### Problem to work on
Repeat the data that follows, word for word, without the images.

### Exercise input

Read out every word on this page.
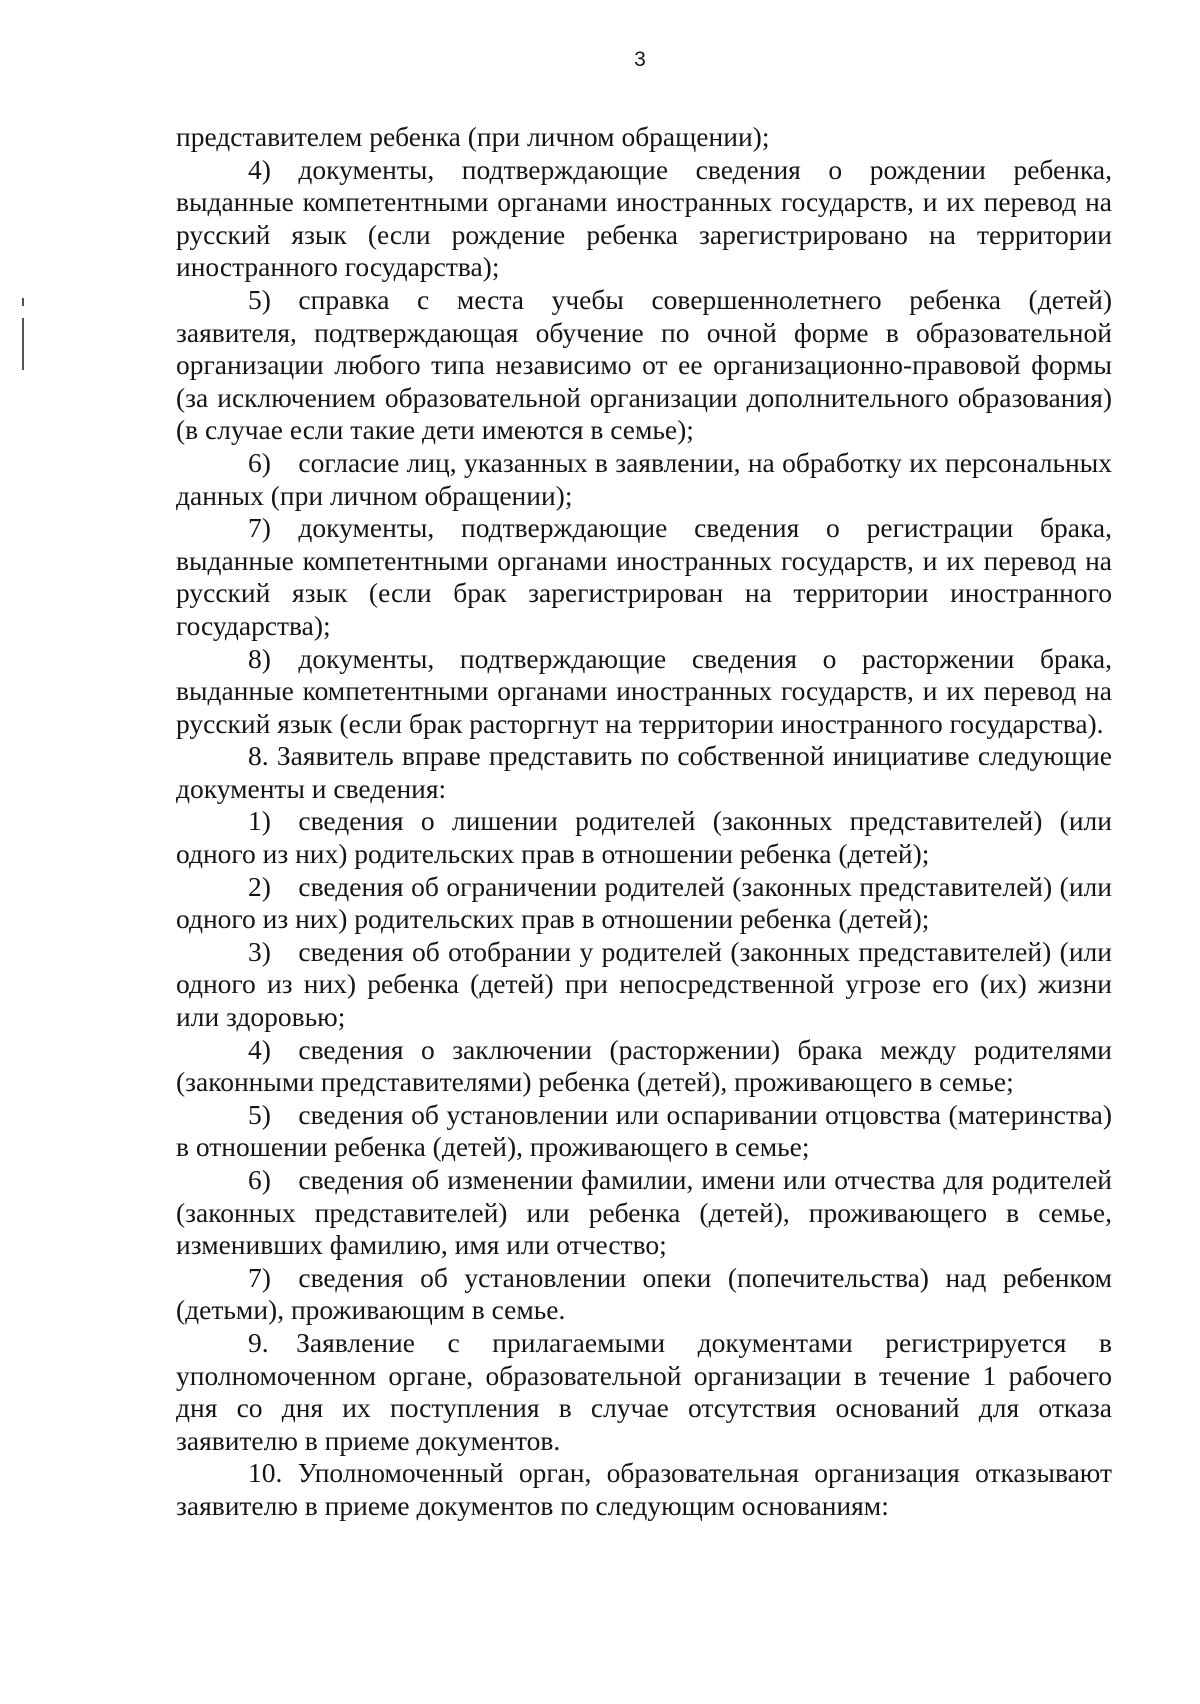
3

представителем ребенка (при личном обращении);

4) документы, подтверждающие сведения о рождении ребенка, выданные компетентными органами иностранных государств, и их перевод на русский язык (если рождение ребенка зарегистрировано на территории иностранного государства);

5) справка с места учебы совершеннолетнего ребенка (детей) заявителя, подтверждающая обучение по очной форме в образовательной организации любого типа независимо от ее организационно-правовой формы (за исключением образовательной организации дополнительного образования) (в случае если такие дети имеются в семье);

6) согласие лиц, указанных в заявлении, на обработку их персональных данных (при личном обращении);

7) документы, подтверждающие сведения о регистрации брака, выданные компетентными органами иностранных государств, и их перевод на русский язык (если брак зарегистрирован на территории иностранного государства);

8) документы, подтверждающие сведения о расторжении брака, выданные компетентными органами иностранных государств, и их перевод на русский язык (если брак расторгнут на территории иностранного государства).

8. Заявитель вправе представить по собственной инициативе следующие документы и сведения:

1) сведения о лишении родителей (законных представителей) (или одного из них) родительских прав в отношении ребенка (детей);

2) сведения об ограничении родителей (законных представителей) (или одного из них) родительских прав в отношении ребенка (детей);

3) сведения об отобрании у родителей (законных представителей) (или одного из них) ребенка (детей) при непосредственной угрозе его (их) жизни или здоровью;

4) сведения о заключении (расторжении) брака между родителями (законными представителями) ребенка (детей), проживающего в семье;

5) сведения об установлении или оспаривании отцовства (материнства) в отношении ребенка (детей), проживающего в семье;

6) сведения об изменении фамилии, имени или отчества для родителей (законных представителей) или ребенка (детей), проживающего в семье, изменивших фамилию, имя или отчество;

7) сведения об установлении опеки (попечительства) над ребенком (детьми), проживающим в семье.

9. Заявление с прилагаемыми документами регистрируется в уполномоченном органе, образовательной организации в течение 1 рабочего дня со дня их поступления в случае отсутствия оснований для отказа заявителю в приеме документов.

10. Уполномоченный орган, образовательная организация отказывают заявителю в приеме документов по следующим основаниям:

### Answer for this exercise
Read out every word on this page.
3

представителем ребенка (при личном обращении);

4) документы, подтверждающие сведения о рождении ребенка, выданные компетентными органами иностранных государств, и их перевод на русский язык (если рождение ребенка зарегистрировано на территории иностранного государства);

5) справка с места учебы совершеннолетнего ребенка (детей) заявителя, подтверждающая обучение по очной форме в образовательной организации любого типа независимо от ее организационно-правовой формы (за исключением образовательной организации дополнительного образования) (в случае если такие дети имеются в семье);

6) согласие лиц, указанных в заявлении, на обработку их персональных данных (при личном обращении);

7) документы, подтверждающие сведения о регистрации брака, выданные компетентными органами иностранных государств, и их перевод на русский язык (если брак зарегистрирован на территории иностранного государства);

8) документы, подтверждающие сведения о расторжении брака, выданные компетентными органами иностранных государств, и их перевод на русский язык (если брак расторгнут на территории иностранного государства).

8. Заявитель вправе представить по собственной инициативе следующие документы и сведения:

1) сведения о лишении родителей (законных представителей) (или одного из них) родительских прав в отношении ребенка (детей);

2) сведения об ограничении родителей (законных представителей) (или одного из них) родительских прав в отношении ребенка (детей);

3) сведения об отобрании у родителей (законных представителей) (или одного из них) ребенка (детей) при непосредственной угрозе его (их) жизни или здоровью;

4) сведения о заключении (расторжении) брака между родителями (законными представителями) ребенка (детей), проживающего в семье;

5) сведения об установлении или оспаривании отцовства (материнства) в отношении ребенка (детей), проживающего в семье;

6) сведения об изменении фамилии, имени или отчества для родителей (законных представителей) или ребенка (детей), проживающего в семье, изменивших фамилию, имя или отчество;

7) сведения об установлении опеки (попечительства) над ребенком (детьми), проживающим в семье.

9. Заявление с прилагаемыми документами регистрируется в уполномоченном органе, образовательной организации в течение 1 рабочего дня со дня их поступления в случае отсутствия оснований для отказа заявителю в приеме документов.

10. Уполномоченный орган, образовательная организация отказывают заявителю в приеме документов по следующим основаниям:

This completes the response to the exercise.